— Start RECORDS FOR THIS TASK —
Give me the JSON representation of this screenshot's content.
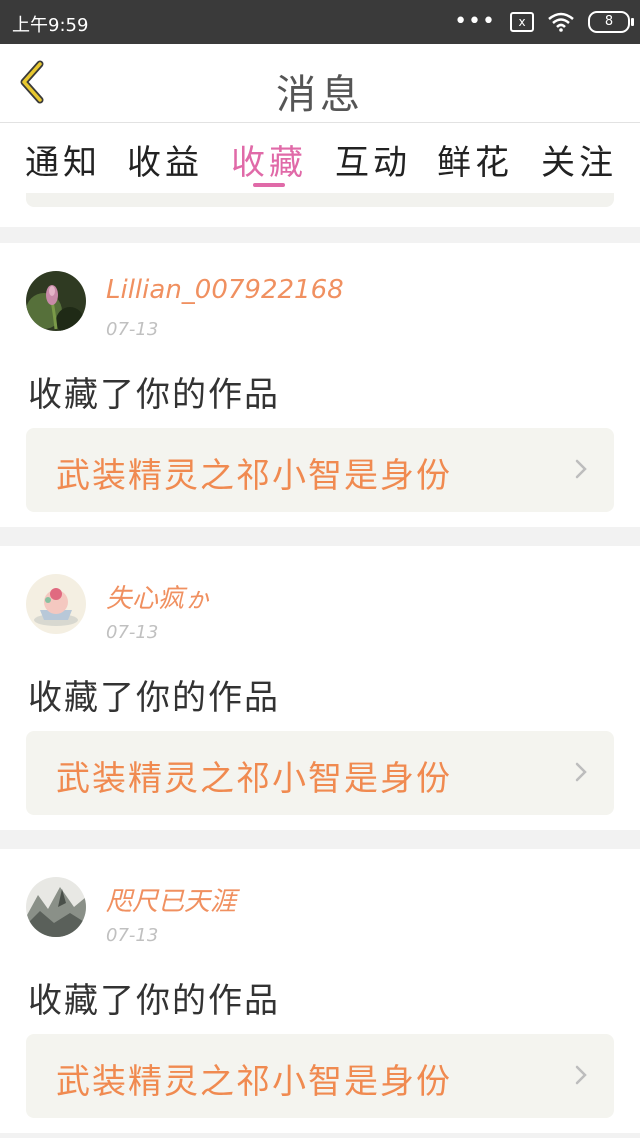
{
  "status_bar": {
    "time": "上午9:59",
    "signal_glyph": "x",
    "battery_level": "8"
  },
  "header": {
    "title": "消息"
  },
  "tabs": [
    {
      "label": "通知",
      "active": false
    },
    {
      "label": "收益",
      "active": false
    },
    {
      "label": "收藏",
      "active": true
    },
    {
      "label": "互动",
      "active": false
    },
    {
      "label": "鲜花",
      "active": false
    },
    {
      "label": "关注",
      "active": false
    }
  ],
  "colors": {
    "accent_pink": "#e06aa8",
    "username_orange": "#f09060",
    "work_title_orange": "#f08a50"
  },
  "notifications": [
    {
      "username": "Lillian_007922168",
      "date": "07-13",
      "action": "收藏了你的作品",
      "work_title": "武装精灵之祁小智是身份",
      "avatar_icon": "flower-bud-avatar"
    },
    {
      "username": "失心疯ゕ",
      "date": "07-13",
      "action": "收藏了你的作品",
      "work_title": "武装精灵之祁小智是身份",
      "avatar_icon": "cupcake-avatar"
    },
    {
      "username": "咫尺已天涯",
      "date": "07-13",
      "action": "收藏了你的作品",
      "work_title": "武装精灵之祁小智是身份",
      "avatar_icon": "landscape-painting-avatar"
    }
  ]
}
— End RECORDS FOR THIS TASK —
PROBLEM STATEMENT: Each record above is to be restated exactly, with its pictures removed from the copy.

THE RESULT:
Give me the JSON representation of this screenshot's content.
{
  "status_bar": {
    "time": "上午9:59",
    "signal_glyph": "x",
    "battery_level": "8"
  },
  "header": {
    "title": "消息"
  },
  "tabs": [
    {
      "label": "通知",
      "active": false
    },
    {
      "label": "收益",
      "active": false
    },
    {
      "label": "收藏",
      "active": true
    },
    {
      "label": "互动",
      "active": false
    },
    {
      "label": "鲜花",
      "active": false
    },
    {
      "label": "关注",
      "active": false
    }
  ],
  "colors": {
    "accent_pink": "#e06aa8",
    "username_orange": "#f09060",
    "work_title_orange": "#f08a50"
  },
  "notifications": [
    {
      "username": "Lillian_007922168",
      "date": "07-13",
      "action": "收藏了你的作品",
      "work_title": "武装精灵之祁小智是身份",
      "avatar_icon": "flower-bud-avatar"
    },
    {
      "username": "失心疯ゕ",
      "date": "07-13",
      "action": "收藏了你的作品",
      "work_title": "武装精灵之祁小智是身份",
      "avatar_icon": "cupcake-avatar"
    },
    {
      "username": "咫尺已天涯",
      "date": "07-13",
      "action": "收藏了你的作品",
      "work_title": "武装精灵之祁小智是身份",
      "avatar_icon": "landscape-painting-avatar"
    }
  ]
}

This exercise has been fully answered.